▼

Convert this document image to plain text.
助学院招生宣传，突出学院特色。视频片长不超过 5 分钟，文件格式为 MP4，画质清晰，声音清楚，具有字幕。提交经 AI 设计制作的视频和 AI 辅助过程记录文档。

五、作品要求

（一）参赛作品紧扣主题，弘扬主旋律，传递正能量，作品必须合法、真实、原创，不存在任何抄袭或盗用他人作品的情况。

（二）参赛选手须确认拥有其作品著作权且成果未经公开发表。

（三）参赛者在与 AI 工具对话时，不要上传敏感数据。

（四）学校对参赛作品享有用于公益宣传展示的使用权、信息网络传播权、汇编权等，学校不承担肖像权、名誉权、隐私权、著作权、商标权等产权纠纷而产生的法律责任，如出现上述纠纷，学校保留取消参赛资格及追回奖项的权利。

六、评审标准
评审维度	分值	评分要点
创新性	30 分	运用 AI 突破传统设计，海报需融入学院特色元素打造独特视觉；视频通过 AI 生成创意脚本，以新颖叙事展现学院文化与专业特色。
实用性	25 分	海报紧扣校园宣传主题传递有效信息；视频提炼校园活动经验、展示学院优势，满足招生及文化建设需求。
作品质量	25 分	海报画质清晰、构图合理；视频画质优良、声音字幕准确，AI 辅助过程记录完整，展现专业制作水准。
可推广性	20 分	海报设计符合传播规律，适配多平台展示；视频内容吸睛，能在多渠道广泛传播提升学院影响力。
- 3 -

▲

Retype the data exactly as given.

*Solved exercise*:
Convert this document image to plain text.
助学院招生宣传，突出学院特色。视频片长不超过 5 分钟，文件格式为 MP4，画质清晰，声音清楚，具有字幕。提交经 AI 设计制作的视频和 AI 辅助过程记录文档。

五、作品要求

（一）参赛作品紧扣主题，弘扬主旋律，传递正能量，作品必须合法、真实、原创，不存在任何抄袭或盗用他人作品的情况。

（二）参赛选手须确认拥有其作品著作权且成果未经公开发表。

（三）参赛者在与 AI 工具对话时，不要上传敏感数据。

（四）学校对参赛作品享有用于公益宣传展示的使用权、信息网络传播权、汇编权等，学校不承担肖像权、名誉权、隐私权、著作权、商标权等产权纠纷而产生的法律责任，如出现上述纠纷，学校保留取消参赛资格及追回奖项的权利。

六、评审标准
评审维度	分值	评分要点
创新性	30 分	运用 AI 突破传统设计，海报需融入学院特色元素打造独特视觉；视频通过 AI 生成创意脚本，以新颖叙事展现学院文化与专业特色。
实用性	25 分	海报紧扣校园宣传主题传递有效信息；视频提炼校园活动经验、展示学院优势，满足招生及文化建设需求。
作品质量	25 分	海报画质清晰、构图合理；视频画质优良、声音字幕准确，AI 辅助过程记录完整，展现专业制作水准。
可推广性	20 分	海报设计符合传播规律，适配多平台展示；视频内容吸睛，能在多渠道广泛传播提升学院影响力。
- 3 -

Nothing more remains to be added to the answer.